=== Task ===
Output the data below in full, character for character.

[Begin]

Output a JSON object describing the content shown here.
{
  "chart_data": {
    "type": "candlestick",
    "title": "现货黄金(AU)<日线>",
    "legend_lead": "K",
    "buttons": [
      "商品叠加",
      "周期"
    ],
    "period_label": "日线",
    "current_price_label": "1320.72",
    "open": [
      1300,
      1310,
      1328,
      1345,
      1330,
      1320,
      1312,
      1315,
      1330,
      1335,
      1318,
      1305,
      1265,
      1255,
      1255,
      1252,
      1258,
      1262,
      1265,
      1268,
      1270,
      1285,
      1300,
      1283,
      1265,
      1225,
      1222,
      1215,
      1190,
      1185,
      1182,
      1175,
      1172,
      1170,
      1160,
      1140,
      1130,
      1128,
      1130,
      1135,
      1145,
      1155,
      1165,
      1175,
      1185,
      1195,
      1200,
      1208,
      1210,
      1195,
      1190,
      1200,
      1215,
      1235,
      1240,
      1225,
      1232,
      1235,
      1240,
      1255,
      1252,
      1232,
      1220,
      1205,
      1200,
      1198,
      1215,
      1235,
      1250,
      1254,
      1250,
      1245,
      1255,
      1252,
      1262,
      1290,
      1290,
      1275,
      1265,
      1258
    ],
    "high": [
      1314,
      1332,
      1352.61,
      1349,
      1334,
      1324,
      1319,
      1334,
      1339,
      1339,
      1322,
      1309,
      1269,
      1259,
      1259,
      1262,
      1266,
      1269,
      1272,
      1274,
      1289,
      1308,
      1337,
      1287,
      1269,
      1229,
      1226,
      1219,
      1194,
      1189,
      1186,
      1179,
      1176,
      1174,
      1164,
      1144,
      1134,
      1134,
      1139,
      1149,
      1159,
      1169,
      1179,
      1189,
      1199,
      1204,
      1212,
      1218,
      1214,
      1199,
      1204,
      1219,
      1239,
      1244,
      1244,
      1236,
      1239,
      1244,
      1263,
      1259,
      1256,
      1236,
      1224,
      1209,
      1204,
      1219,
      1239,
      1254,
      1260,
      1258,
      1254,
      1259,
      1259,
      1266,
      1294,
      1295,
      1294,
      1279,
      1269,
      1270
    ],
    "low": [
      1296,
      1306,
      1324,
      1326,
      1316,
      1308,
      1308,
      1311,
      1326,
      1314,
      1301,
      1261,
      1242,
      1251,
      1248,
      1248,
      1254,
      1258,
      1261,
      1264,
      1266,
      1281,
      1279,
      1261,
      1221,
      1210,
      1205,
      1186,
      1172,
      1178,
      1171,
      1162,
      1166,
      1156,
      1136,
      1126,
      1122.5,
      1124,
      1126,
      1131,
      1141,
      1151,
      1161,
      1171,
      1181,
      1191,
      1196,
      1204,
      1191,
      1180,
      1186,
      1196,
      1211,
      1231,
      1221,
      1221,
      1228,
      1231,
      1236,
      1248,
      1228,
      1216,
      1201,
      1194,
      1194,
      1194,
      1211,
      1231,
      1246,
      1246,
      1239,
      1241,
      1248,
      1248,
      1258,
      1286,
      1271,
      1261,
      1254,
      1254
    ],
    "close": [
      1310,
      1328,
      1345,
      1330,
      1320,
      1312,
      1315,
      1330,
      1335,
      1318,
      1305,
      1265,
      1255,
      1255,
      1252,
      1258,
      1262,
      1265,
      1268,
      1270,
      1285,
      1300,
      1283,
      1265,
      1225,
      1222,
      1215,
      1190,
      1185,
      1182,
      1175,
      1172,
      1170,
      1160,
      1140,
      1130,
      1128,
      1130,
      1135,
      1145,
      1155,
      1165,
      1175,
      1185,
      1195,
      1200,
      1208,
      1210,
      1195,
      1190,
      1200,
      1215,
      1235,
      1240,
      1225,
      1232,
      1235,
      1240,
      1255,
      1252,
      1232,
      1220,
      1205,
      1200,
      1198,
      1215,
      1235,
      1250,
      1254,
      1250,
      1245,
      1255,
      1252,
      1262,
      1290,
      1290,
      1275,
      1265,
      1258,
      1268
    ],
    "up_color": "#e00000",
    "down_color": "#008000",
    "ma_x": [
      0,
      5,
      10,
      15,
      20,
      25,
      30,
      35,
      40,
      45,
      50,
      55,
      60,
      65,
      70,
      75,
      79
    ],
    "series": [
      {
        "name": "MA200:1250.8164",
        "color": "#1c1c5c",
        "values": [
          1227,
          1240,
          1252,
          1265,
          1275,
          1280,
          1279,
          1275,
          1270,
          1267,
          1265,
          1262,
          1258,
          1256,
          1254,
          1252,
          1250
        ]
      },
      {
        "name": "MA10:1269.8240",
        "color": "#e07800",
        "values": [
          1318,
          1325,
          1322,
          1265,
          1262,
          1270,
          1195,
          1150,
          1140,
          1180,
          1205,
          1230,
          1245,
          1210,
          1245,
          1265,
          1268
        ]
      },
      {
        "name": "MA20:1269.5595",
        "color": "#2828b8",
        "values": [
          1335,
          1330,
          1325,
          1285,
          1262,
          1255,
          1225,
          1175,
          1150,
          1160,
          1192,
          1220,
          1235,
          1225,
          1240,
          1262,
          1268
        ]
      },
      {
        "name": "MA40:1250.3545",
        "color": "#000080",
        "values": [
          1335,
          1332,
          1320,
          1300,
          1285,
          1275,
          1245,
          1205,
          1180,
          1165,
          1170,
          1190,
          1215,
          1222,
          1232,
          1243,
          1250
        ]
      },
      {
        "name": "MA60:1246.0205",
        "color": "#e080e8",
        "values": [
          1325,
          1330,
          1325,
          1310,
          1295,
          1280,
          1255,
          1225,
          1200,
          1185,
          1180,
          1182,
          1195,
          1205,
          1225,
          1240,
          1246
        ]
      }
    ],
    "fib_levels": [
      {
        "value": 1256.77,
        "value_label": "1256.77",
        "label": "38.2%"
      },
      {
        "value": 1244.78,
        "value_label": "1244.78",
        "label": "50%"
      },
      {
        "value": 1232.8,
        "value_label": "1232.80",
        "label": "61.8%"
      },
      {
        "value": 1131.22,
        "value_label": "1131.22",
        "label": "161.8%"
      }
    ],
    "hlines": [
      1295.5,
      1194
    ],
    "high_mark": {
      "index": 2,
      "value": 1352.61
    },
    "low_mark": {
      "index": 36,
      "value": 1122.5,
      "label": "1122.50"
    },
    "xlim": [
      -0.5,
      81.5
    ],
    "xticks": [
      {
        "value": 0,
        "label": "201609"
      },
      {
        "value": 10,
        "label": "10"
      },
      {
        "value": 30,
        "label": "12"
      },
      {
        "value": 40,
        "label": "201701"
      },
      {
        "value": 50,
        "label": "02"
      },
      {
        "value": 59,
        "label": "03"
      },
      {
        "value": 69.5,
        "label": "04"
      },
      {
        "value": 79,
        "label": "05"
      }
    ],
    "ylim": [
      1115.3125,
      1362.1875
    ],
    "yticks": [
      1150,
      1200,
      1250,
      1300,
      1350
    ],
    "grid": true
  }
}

[End]

=== Answer to the problem ===
Output a JSON object describing the content shown here.
{
  "chart_data": {
    "type": "candlestick",
    "title": "现货黄金(AU)<日线>",
    "legend_lead": "K",
    "buttons": [
      "商品叠加",
      "周期"
    ],
    "period_label": "日线",
    "current_price_label": "1320.72",
    "open": [
      1300,
      1310,
      1328,
      1345,
      1330,
      1320,
      1312,
      1315,
      1330,
      1335,
      1318,
      1305,
      1265,
      1255,
      1255,
      1252,
      1258,
      1262,
      1265,
      1268,
      1270,
      1285,
      1300,
      1283,
      1265,
      1225,
      1222,
      1215,
      1190,
      1185,
      1182,
      1175,
      1172,
      1170,
      1160,
      1140,
      1130,
      1128,
      1130,
      1135,
      1145,
      1155,
      1165,
      1175,
      1185,
      1195,
      1200,
      1208,
      1210,
      1195,
      1190,
      1200,
      1215,
      1235,
      1240,
      1225,
      1232,
      1235,
      1240,
      1255,
      1252,
      1232,
      1220,
      1205,
      1200,
      1198,
      1215,
      1235,
      1250,
      1254,
      1250,
      1245,
      1255,
      1252,
      1262,
      1290,
      1290,
      1275,
      1265,
      1258
    ],
    "high": [
      1314,
      1332,
      1352.61,
      1349,
      1334,
      1324,
      1319,
      1334,
      1339,
      1339,
      1322,
      1309,
      1269,
      1259,
      1259,
      1262,
      1266,
      1269,
      1272,
      1274,
      1289,
      1308,
      1337,
      1287,
      1269,
      1229,
      1226,
      1219,
      1194,
      1189,
      1186,
      1179,
      1176,
      1174,
      1164,
      1144,
      1134,
      1134,
      1139,
      1149,
      1159,
      1169,
      1179,
      1189,
      1199,
      1204,
      1212,
      1218,
      1214,
      1199,
      1204,
      1219,
      1239,
      1244,
      1244,
      1236,
      1239,
      1244,
      1263,
      1259,
      1256,
      1236,
      1224,
      1209,
      1204,
      1219,
      1239,
      1254,
      1260,
      1258,
      1254,
      1259,
      1259,
      1266,
      1294,
      1295,
      1294,
      1279,
      1269,
      1270
    ],
    "low": [
      1296,
      1306,
      1324,
      1326,
      1316,
      1308,
      1308,
      1311,
      1326,
      1314,
      1301,
      1261,
      1242,
      1251,
      1248,
      1248,
      1254,
      1258,
      1261,
      1264,
      1266,
      1281,
      1279,
      1261,
      1221,
      1210,
      1205,
      1186,
      1172,
      1178,
      1171,
      1162,
      1166,
      1156,
      1136,
      1126,
      1122.5,
      1124,
      1126,
      1131,
      1141,
      1151,
      1161,
      1171,
      1181,
      1191,
      1196,
      1204,
      1191,
      1180,
      1186,
      1196,
      1211,
      1231,
      1221,
      1221,
      1228,
      1231,
      1236,
      1248,
      1228,
      1216,
      1201,
      1194,
      1194,
      1194,
      1211,
      1231,
      1246,
      1246,
      1239,
      1241,
      1248,
      1248,
      1258,
      1286,
      1271,
      1261,
      1254,
      1254
    ],
    "close": [
      1310,
      1328,
      1345,
      1330,
      1320,
      1312,
      1315,
      1330,
      1335,
      1318,
      1305,
      1265,
      1255,
      1255,
      1252,
      1258,
      1262,
      1265,
      1268,
      1270,
      1285,
      1300,
      1283,
      1265,
      1225,
      1222,
      1215,
      1190,
      1185,
      1182,
      1175,
      1172,
      1170,
      1160,
      1140,
      1130,
      1128,
      1130,
      1135,
      1145,
      1155,
      1165,
      1175,
      1185,
      1195,
      1200,
      1208,
      1210,
      1195,
      1190,
      1200,
      1215,
      1235,
      1240,
      1225,
      1232,
      1235,
      1240,
      1255,
      1252,
      1232,
      1220,
      1205,
      1200,
      1198,
      1215,
      1235,
      1250,
      1254,
      1250,
      1245,
      1255,
      1252,
      1262,
      1290,
      1290,
      1275,
      1265,
      1258,
      1268
    ],
    "up_color": "#e00000",
    "down_color": "#008000",
    "ma_x": [
      0,
      5,
      10,
      15,
      20,
      25,
      30,
      35,
      40,
      45,
      50,
      55,
      60,
      65,
      70,
      75,
      79
    ],
    "series": [
      {
        "name": "MA200:1250.8164",
        "color": "#1c1c5c",
        "values": [
          1227,
          1240,
          1252,
          1265,
          1275,
          1280,
          1279,
          1275,
          1270,
          1267,
          1265,
          1262,
          1258,
          1256,
          1254,
          1252,
          1250
        ]
      },
      {
        "name": "MA10:1269.8240",
        "color": "#e07800",
        "values": [
          1318,
          1325,
          1322,
          1265,
          1262,
          1270,
          1195,
          1150,
          1140,
          1180,
          1205,
          1230,
          1245,
          1210,
          1245,
          1265,
          1268
        ]
      },
      {
        "name": "MA20:1269.5595",
        "color": "#2828b8",
        "values": [
          1335,
          1330,
          1325,
          1285,
          1262,
          1255,
          1225,
          1175,
          1150,
          1160,
          1192,
          1220,
          1235,
          1225,
          1240,
          1262,
          1268
        ]
      },
      {
        "name": "MA40:1250.3545",
        "color": "#000080",
        "values": [
          1335,
          1332,
          1320,
          1300,
          1285,
          1275,
          1245,
          1205,
          1180,
          1165,
          1170,
          1190,
          1215,
          1222,
          1232,
          1243,
          1250
        ]
      },
      {
        "name": "MA60:1246.0205",
        "color": "#e080e8",
        "values": [
          1325,
          1330,
          1325,
          1310,
          1295,
          1280,
          1255,
          1225,
          1200,
          1185,
          1180,
          1182,
          1195,
          1205,
          1225,
          1240,
          1246
        ]
      }
    ],
    "fib_levels": [
      {
        "value": 1256.77,
        "value_label": "1256.77",
        "label": "38.2%"
      },
      {
        "value": 1244.78,
        "value_label": "1244.78",
        "label": "50%"
      },
      {
        "value": 1232.8,
        "value_label": "1232.80",
        "label": "61.8%"
      },
      {
        "value": 1131.22,
        "value_label": "1131.22",
        "label": "161.8%"
      }
    ],
    "hlines": [
      1295.5,
      1194
    ],
    "high_mark": {
      "index": 2,
      "value": 1352.61
    },
    "low_mark": {
      "index": 36,
      "value": 1122.5,
      "label": "1122.50"
    },
    "xlim": [
      -0.5,
      81.5
    ],
    "xticks": [
      {
        "value": 0,
        "label": "201609"
      },
      {
        "value": 10,
        "label": "10"
      },
      {
        "value": 30,
        "label": "12"
      },
      {
        "value": 40,
        "label": "201701"
      },
      {
        "value": 50,
        "label": "02"
      },
      {
        "value": 59,
        "label": "03"
      },
      {
        "value": 69.5,
        "label": "04"
      },
      {
        "value": 79,
        "label": "05"
      }
    ],
    "ylim": [
      1115.3125,
      1362.1875
    ],
    "yticks": [
      1150,
      1200,
      1250,
      1300,
      1350
    ],
    "grid": true
  }
}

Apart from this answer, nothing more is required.